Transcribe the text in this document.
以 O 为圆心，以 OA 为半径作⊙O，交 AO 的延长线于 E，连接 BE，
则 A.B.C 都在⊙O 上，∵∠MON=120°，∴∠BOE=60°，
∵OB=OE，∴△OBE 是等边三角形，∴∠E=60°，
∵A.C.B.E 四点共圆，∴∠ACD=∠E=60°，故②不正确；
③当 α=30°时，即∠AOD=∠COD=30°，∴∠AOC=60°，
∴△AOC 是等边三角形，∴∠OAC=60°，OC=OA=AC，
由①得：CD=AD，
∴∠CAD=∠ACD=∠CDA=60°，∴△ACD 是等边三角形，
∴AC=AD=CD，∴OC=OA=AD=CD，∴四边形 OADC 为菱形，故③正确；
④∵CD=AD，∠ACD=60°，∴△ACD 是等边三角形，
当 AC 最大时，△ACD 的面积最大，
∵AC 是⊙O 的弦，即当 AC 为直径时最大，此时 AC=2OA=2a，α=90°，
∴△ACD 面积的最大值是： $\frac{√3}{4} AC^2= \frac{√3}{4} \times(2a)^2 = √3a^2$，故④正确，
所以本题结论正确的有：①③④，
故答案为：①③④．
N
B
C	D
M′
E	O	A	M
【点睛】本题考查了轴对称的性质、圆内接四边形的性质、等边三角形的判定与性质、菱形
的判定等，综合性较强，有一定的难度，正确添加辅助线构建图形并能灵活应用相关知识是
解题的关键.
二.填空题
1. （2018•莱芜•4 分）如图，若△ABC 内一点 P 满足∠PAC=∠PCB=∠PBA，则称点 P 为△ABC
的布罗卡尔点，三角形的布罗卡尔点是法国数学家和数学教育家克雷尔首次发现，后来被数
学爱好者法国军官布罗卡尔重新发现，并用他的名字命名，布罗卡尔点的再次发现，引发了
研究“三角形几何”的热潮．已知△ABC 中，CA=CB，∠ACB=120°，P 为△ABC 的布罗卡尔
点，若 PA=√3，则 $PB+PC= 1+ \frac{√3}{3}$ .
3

────────────────────────────────────────

What is required: The whole listing above needs to be written out again exactly.

Final result:
Transcribe the text in this document.
以 O 为圆心，以 OA 为半径作⊙O，交 AO 的延长线于 E，连接 BE，
则 A.B.C 都在⊙O 上，∵∠MON=120°，∴∠BOE=60°，
∵OB=OE，∴△OBE 是等边三角形，∴∠E=60°，
∵A.C.B.E 四点共圆，∴∠ACD=∠E=60°，故②不正确；
③当 α=30°时，即∠AOD=∠COD=30°，∴∠AOC=60°，
∴△AOC 是等边三角形，∴∠OAC=60°，OC=OA=AC，
由①得：CD=AD，
∴∠CAD=∠ACD=∠CDA=60°，∴△ACD 是等边三角形，
∴AC=AD=CD，∴OC=OA=AD=CD，∴四边形 OADC 为菱形，故③正确；
④∵CD=AD，∠ACD=60°，∴△ACD 是等边三角形，
当 AC 最大时，△ACD 的面积最大，
∵AC 是⊙O 的弦，即当 AC 为直径时最大，此时 AC=2OA=2a，α=90°，
∴△ACD 面积的最大值是： $\frac{√3}{4} AC^2= \frac{√3}{4} \times(2a)^2 = √3a^2$，故④正确，
所以本题结论正确的有：①③④，
故答案为：①③④．
N
B
C	D
M′
E	O	A	M
【点睛】本题考查了轴对称的性质、圆内接四边形的性质、等边三角形的判定与性质、菱形
的判定等，综合性较强，有一定的难度，正确添加辅助线构建图形并能灵活应用相关知识是
解题的关键.
二.填空题
1. （2018•莱芜•4 分）如图，若△ABC 内一点 P 满足∠PAC=∠PCB=∠PBA，则称点 P 为△ABC
的布罗卡尔点，三角形的布罗卡尔点是法国数学家和数学教育家克雷尔首次发现，后来被数
学爱好者法国军官布罗卡尔重新发现，并用他的名字命名，布罗卡尔点的再次发现，引发了
研究“三角形几何”的热潮．已知△ABC 中，CA=CB，∠ACB=120°，P 为△ABC 的布罗卡尔
点，若 PA=√3，则 $PB+PC= 1+ \frac{√3}{3}$ .
3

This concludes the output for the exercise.